_The task_. Each entry below is to be written out exactly, and the pictures are to be left out.

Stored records
####################

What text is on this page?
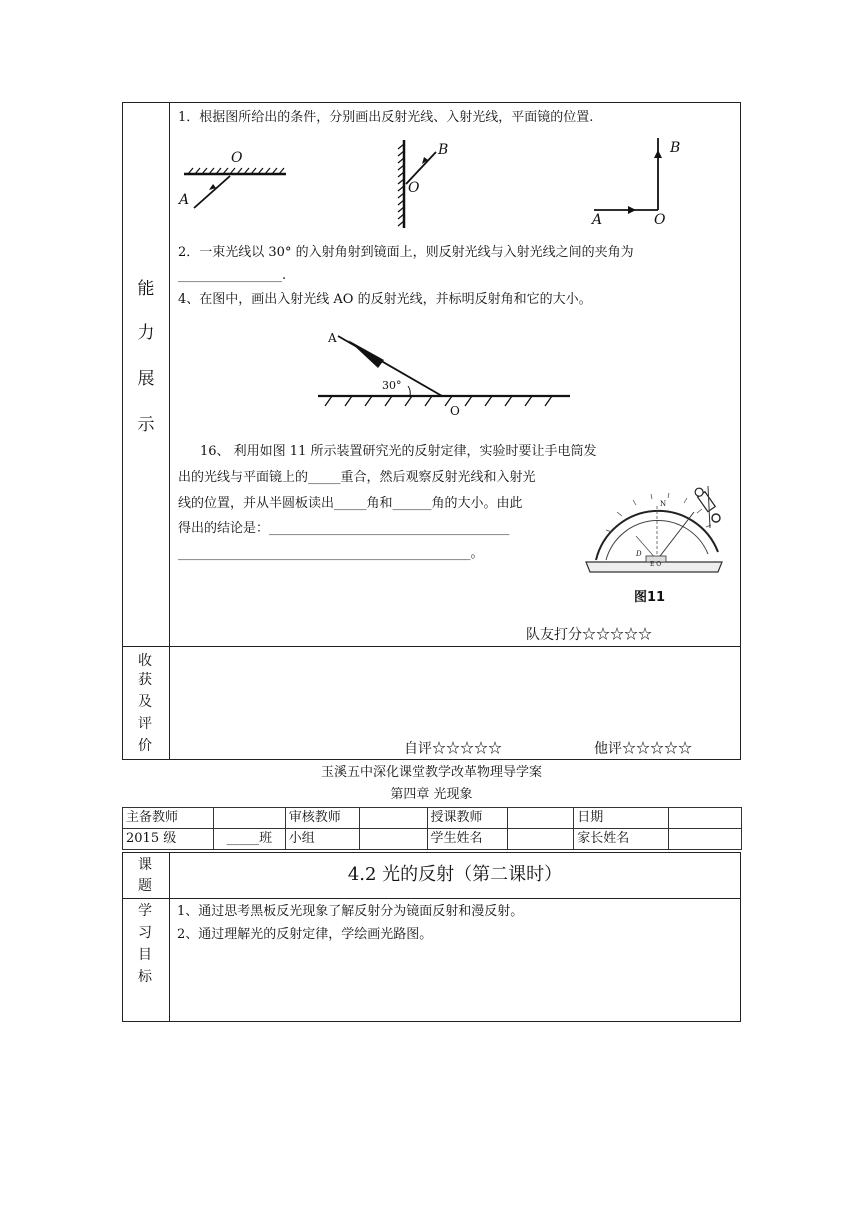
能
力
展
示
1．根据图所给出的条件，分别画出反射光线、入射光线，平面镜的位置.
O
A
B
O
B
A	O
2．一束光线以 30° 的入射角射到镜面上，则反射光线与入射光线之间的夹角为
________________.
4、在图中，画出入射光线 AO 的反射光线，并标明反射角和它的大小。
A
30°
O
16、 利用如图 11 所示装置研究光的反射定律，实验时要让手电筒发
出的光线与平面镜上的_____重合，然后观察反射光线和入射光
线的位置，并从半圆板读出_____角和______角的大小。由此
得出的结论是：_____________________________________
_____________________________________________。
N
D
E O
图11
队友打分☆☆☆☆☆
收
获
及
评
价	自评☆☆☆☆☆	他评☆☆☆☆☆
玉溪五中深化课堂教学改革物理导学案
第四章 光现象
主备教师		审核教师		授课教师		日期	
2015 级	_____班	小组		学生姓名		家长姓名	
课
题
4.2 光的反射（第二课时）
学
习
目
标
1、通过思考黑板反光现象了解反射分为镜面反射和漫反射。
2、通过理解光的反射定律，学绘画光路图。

####################

_Answer below_.
What text is on this page?
能
力
展
示
1．根据图所给出的条件，分别画出反射光线、入射光线，平面镜的位置.
O
A
B
O
B
A	O
2．一束光线以 30° 的入射角射到镜面上，则反射光线与入射光线之间的夹角为
________________.
4、在图中，画出入射光线 AO 的反射光线，并标明反射角和它的大小。
A
30°
O
16、 利用如图 11 所示装置研究光的反射定律，实验时要让手电筒发
出的光线与平面镜上的_____重合，然后观察反射光线和入射光
线的位置，并从半圆板读出_____角和______角的大小。由此
得出的结论是：_____________________________________
_____________________________________________。
N
D
E O
图11
队友打分☆☆☆☆☆
收
获
及
评
价	自评☆☆☆☆☆	他评☆☆☆☆☆
玉溪五中深化课堂教学改革物理导学案
第四章 光现象
主备教师		审核教师		授课教师		日期	
2015 级	_____班	小组		学生姓名		家长姓名	
课
题
4.2 光的反射（第二课时）
学
习
目
标
1、通过思考黑板反光现象了解反射分为镜面反射和漫反射。
2、通过理解光的反射定律，学绘画光路图。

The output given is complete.